§ Given task:
Pull out every line containing the string "title".

Figure record listings:
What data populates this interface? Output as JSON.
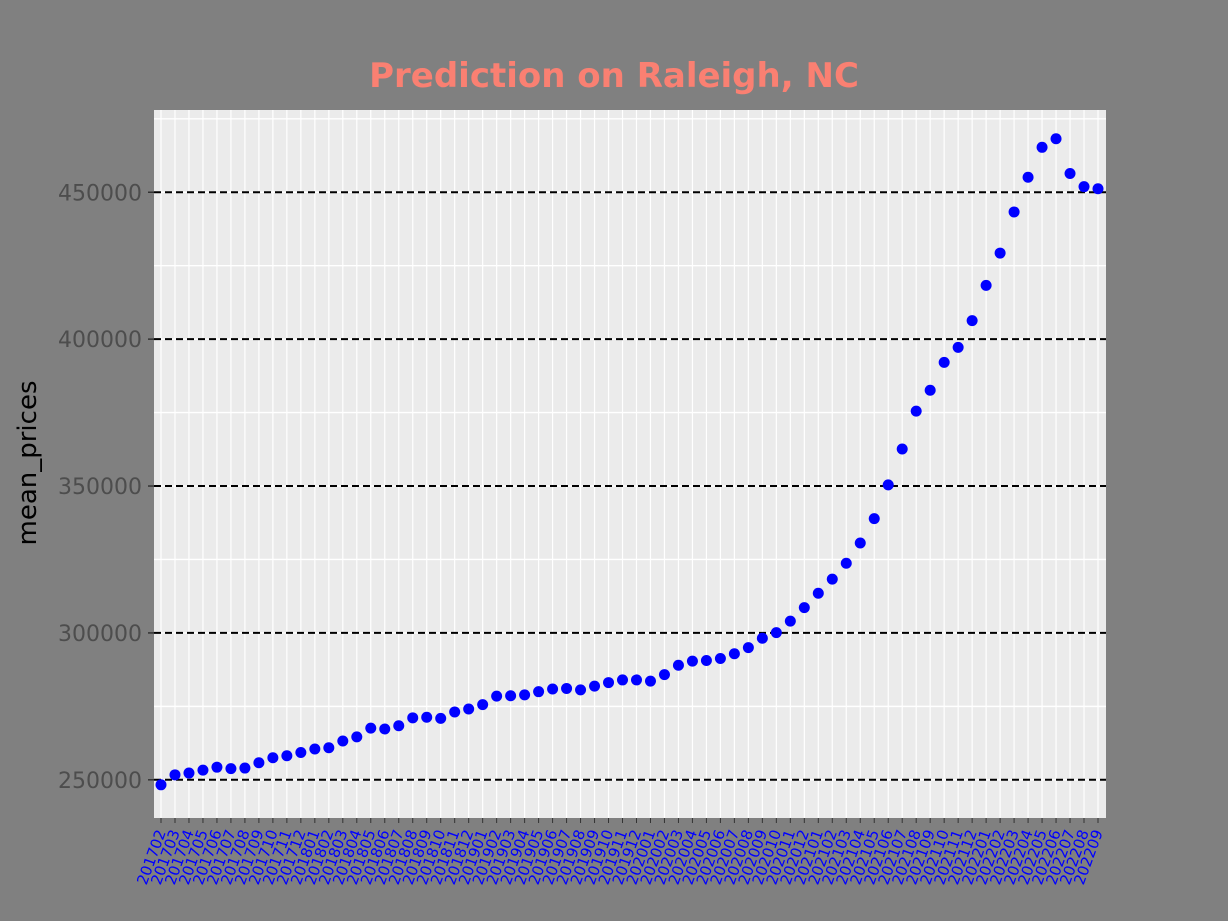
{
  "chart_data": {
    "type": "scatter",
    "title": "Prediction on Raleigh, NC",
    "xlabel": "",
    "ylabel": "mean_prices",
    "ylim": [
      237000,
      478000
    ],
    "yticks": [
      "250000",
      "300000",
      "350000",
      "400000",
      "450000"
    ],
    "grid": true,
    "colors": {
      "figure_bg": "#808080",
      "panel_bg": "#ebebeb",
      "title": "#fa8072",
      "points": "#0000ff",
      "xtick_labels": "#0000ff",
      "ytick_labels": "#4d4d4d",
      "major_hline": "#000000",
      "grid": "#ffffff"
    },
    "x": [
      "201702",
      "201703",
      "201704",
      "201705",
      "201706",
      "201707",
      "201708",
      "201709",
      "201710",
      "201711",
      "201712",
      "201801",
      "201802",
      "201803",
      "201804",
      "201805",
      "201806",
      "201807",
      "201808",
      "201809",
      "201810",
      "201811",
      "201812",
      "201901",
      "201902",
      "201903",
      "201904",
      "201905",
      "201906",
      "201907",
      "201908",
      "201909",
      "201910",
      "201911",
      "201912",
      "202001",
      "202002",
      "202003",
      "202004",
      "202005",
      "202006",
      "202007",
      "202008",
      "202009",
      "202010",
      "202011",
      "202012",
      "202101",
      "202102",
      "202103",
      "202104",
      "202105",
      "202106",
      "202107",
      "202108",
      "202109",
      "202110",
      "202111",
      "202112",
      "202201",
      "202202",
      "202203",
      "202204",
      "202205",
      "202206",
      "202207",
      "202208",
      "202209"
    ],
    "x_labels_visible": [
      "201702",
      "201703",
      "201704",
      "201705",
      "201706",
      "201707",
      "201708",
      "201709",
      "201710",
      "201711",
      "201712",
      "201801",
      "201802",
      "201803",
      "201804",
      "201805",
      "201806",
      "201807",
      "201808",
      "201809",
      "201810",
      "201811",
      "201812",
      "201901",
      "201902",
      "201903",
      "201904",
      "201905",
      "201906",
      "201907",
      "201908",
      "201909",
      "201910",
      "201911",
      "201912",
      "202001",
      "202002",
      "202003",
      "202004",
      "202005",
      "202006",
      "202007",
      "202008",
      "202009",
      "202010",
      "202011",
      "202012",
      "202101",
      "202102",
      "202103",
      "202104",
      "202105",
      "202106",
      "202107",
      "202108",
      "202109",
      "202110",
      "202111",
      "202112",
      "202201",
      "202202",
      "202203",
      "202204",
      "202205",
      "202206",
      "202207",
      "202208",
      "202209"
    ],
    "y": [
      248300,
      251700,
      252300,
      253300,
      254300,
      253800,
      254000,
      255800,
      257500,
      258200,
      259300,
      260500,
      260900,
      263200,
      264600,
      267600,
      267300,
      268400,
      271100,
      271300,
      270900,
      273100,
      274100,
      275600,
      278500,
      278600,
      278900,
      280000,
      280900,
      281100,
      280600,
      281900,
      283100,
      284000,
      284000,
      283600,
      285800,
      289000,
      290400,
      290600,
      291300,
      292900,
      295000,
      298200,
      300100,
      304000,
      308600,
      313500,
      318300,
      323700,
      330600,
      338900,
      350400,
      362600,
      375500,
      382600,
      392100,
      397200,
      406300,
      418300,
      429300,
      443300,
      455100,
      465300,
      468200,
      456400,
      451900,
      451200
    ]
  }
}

§ Finished exercise:
    "title": "Prediction on Raleigh, NC",
      "title": "#fa8072",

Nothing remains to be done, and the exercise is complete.